#### [Recorded information]
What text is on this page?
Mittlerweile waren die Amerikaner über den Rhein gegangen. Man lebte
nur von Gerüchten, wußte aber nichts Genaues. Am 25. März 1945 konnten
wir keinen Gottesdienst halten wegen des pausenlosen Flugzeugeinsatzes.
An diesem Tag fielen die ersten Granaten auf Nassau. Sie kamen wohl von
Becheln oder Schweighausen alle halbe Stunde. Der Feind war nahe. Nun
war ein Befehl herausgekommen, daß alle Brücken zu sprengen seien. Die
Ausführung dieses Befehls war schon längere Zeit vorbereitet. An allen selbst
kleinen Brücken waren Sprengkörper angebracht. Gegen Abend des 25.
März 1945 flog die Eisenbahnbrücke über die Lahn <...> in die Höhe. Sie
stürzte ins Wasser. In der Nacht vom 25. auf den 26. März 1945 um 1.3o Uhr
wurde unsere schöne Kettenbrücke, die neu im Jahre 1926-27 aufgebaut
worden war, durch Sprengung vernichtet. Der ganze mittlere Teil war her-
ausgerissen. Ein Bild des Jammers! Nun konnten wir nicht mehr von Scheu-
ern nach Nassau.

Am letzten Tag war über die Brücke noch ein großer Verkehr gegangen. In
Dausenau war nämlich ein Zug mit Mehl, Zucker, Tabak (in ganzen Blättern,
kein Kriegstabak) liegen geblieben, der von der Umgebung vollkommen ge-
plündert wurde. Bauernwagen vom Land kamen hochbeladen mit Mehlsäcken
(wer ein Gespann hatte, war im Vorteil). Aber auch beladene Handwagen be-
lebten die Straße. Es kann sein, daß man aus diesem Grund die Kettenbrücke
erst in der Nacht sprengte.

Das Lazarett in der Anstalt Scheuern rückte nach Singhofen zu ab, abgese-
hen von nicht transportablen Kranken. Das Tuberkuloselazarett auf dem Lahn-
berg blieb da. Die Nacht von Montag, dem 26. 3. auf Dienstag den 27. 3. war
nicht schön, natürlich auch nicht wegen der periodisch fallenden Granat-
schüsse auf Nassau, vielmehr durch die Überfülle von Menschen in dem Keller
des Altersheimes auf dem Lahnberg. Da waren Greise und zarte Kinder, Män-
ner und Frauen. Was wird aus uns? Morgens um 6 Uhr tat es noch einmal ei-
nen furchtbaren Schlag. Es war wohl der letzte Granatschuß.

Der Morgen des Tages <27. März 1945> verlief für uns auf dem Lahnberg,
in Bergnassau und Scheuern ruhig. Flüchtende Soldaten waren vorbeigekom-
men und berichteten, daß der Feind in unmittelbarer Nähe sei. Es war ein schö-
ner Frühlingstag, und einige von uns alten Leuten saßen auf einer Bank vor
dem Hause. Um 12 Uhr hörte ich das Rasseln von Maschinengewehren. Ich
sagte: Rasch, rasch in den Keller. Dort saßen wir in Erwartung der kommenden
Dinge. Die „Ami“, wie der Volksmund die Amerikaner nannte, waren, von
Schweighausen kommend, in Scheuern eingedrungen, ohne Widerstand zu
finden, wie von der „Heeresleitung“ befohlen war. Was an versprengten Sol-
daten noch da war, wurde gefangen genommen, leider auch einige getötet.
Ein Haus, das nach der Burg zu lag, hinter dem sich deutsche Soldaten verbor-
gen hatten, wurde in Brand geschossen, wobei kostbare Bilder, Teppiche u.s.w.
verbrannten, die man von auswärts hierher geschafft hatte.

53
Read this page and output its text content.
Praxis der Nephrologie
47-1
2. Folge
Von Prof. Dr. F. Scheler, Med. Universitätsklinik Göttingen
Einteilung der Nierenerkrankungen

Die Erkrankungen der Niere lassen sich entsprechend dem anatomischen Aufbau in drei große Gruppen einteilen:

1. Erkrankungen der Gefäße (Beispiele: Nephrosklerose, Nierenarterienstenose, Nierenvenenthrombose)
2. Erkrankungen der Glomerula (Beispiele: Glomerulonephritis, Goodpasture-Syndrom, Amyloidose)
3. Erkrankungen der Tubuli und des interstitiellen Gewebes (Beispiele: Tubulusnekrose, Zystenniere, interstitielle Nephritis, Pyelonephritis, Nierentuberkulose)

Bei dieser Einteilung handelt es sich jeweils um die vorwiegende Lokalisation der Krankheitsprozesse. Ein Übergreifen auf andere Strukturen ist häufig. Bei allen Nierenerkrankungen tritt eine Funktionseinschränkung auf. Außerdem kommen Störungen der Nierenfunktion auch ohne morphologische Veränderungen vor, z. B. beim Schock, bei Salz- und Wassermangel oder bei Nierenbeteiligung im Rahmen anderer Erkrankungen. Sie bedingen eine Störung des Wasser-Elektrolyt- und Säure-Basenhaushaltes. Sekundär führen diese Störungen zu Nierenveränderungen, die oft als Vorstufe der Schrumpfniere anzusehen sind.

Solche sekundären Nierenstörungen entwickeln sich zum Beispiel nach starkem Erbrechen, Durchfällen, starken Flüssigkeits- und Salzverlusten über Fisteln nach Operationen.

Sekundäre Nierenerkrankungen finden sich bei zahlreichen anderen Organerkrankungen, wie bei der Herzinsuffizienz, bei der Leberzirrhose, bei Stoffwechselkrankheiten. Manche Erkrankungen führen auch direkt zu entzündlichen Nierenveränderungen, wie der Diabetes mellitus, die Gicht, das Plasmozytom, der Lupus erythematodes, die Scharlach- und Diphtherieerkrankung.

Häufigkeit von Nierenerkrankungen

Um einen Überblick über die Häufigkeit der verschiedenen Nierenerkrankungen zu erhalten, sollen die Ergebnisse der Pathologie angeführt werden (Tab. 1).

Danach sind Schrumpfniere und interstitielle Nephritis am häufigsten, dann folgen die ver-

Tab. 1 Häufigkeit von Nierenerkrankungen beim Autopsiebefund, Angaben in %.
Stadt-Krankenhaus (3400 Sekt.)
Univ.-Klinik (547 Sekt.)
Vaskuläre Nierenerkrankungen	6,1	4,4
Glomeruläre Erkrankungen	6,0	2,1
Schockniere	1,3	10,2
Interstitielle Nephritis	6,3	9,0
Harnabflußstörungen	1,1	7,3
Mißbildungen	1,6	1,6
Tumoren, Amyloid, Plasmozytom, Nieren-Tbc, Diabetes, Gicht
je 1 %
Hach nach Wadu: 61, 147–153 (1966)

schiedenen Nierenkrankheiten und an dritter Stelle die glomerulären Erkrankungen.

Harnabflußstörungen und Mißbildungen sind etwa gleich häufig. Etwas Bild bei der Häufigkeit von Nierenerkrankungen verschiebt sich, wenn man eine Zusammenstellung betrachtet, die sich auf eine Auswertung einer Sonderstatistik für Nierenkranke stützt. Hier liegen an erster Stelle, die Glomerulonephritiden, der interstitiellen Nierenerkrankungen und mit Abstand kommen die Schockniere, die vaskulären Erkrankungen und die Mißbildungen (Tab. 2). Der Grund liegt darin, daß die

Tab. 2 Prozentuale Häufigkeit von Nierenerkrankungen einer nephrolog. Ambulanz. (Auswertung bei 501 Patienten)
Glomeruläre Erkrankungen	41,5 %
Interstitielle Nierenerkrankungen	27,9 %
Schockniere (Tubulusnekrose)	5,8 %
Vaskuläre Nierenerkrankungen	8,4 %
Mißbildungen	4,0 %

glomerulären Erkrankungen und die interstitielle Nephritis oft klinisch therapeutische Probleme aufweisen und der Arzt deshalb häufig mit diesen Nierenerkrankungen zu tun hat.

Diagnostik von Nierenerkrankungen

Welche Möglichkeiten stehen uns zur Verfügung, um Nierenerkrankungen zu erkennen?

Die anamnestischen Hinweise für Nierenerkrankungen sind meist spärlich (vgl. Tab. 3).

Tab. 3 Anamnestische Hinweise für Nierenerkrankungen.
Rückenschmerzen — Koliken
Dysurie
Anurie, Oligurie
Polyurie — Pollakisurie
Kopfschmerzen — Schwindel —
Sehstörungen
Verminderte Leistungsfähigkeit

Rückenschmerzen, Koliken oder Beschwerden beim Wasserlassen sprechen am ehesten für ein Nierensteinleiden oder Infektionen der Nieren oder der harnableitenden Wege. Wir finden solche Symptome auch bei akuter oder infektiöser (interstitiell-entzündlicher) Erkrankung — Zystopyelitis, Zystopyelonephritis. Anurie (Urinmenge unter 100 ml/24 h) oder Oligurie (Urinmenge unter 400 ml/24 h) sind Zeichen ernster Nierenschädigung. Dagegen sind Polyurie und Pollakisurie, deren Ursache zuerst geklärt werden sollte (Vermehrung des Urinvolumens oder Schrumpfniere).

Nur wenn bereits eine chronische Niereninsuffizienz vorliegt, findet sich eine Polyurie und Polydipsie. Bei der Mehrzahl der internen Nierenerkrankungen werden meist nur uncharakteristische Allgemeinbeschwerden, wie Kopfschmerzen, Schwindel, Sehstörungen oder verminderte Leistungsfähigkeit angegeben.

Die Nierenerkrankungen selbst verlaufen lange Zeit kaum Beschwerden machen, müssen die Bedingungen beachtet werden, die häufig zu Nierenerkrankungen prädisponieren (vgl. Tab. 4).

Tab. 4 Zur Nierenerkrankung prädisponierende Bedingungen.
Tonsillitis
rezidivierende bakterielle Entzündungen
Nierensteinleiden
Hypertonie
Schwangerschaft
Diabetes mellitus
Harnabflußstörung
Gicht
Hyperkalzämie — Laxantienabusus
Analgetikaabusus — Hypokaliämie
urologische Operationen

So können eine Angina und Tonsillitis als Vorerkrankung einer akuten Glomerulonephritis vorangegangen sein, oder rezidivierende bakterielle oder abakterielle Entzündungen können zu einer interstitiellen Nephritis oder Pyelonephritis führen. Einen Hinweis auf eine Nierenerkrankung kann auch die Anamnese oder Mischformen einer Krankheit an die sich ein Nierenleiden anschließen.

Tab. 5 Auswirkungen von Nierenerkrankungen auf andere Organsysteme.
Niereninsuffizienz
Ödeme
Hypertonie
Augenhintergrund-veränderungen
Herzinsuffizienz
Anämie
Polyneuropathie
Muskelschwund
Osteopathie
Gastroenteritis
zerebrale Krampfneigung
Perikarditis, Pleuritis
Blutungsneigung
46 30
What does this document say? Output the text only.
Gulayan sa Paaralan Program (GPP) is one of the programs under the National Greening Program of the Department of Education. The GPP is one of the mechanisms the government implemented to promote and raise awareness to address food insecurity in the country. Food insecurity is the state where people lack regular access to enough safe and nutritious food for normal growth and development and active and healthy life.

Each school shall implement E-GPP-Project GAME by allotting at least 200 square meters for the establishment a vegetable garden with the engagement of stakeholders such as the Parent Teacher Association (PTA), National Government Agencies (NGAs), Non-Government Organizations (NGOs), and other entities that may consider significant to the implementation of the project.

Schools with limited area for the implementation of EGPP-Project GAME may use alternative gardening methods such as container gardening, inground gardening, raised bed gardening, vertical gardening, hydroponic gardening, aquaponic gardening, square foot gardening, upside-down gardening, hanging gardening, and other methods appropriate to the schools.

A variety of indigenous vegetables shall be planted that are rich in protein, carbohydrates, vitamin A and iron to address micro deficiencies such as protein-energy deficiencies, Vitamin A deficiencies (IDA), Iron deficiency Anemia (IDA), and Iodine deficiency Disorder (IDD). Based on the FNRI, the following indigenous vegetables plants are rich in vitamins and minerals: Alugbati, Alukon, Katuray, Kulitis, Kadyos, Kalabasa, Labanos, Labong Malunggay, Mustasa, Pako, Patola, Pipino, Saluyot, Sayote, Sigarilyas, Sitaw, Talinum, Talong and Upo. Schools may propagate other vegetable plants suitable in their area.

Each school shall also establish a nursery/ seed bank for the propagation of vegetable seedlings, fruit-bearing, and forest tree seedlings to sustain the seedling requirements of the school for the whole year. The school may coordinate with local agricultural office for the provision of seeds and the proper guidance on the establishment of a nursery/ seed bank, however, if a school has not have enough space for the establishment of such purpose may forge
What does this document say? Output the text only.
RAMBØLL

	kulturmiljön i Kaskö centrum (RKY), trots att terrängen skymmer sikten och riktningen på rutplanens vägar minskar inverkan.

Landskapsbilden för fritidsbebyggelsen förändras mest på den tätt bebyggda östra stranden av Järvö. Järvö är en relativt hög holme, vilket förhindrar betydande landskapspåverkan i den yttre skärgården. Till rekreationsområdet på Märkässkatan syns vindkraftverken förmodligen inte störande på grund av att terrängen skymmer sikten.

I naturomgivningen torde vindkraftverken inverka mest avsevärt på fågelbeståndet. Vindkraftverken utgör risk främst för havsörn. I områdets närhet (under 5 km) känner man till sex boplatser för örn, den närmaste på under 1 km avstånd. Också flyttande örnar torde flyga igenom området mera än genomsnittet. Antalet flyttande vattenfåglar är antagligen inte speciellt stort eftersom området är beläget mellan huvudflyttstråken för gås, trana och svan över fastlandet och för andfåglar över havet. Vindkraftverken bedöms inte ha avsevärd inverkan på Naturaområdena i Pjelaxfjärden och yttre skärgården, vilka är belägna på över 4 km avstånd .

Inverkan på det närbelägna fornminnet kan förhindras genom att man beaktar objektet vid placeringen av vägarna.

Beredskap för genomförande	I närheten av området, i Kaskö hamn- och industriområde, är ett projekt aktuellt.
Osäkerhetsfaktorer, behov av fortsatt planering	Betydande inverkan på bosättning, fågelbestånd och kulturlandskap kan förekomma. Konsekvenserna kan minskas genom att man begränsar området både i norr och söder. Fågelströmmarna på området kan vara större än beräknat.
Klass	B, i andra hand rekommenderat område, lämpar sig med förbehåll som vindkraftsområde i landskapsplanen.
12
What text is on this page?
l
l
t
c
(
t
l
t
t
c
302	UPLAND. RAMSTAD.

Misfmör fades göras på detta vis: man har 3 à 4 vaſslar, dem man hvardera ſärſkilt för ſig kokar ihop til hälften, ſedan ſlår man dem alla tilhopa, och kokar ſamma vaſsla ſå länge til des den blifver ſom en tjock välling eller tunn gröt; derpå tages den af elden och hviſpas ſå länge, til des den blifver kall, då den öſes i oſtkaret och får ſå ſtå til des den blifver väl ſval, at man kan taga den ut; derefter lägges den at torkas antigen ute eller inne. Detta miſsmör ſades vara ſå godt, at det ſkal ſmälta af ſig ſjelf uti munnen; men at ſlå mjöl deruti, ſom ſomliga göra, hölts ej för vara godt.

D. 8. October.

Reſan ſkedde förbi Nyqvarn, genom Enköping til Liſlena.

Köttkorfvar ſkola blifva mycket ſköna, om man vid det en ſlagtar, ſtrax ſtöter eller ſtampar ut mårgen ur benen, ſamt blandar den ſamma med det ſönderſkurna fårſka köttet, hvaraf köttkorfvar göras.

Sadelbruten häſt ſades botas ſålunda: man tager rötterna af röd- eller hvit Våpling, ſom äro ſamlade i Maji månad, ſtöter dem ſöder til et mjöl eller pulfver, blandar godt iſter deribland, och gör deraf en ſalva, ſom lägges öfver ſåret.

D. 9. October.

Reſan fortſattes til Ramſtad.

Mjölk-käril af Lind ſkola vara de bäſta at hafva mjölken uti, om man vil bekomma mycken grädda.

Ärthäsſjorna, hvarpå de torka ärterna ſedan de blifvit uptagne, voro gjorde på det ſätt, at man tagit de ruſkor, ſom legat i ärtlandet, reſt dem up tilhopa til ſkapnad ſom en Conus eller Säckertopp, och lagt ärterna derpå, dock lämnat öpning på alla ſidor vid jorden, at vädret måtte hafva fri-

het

#### [Work task]
Wherever the word "Diabetes" occurs in the data, copy that whole line.

#### [Solution for this exercise]
Sekundäre Nierenerkrankungen finden sich bei zahlreichen anderen Organerkrankungen, wie bei der Herzinsuffizienz, bei der Leberzirrhose, bei Stoffwechselkrankheiten. Manche Erkrankungen führen auch direkt zu entzündlichen Nierenveränderungen, wie der Diabetes mellitus, die Gicht, das Plasmozytom, der Lupus erythematodes, die Scharlach- und Diphtherieerkrankung.
Tumoren, Amyloid, Plasmozytom, Nieren-Tbc, Diabetes, Gicht
Diabetes mellitus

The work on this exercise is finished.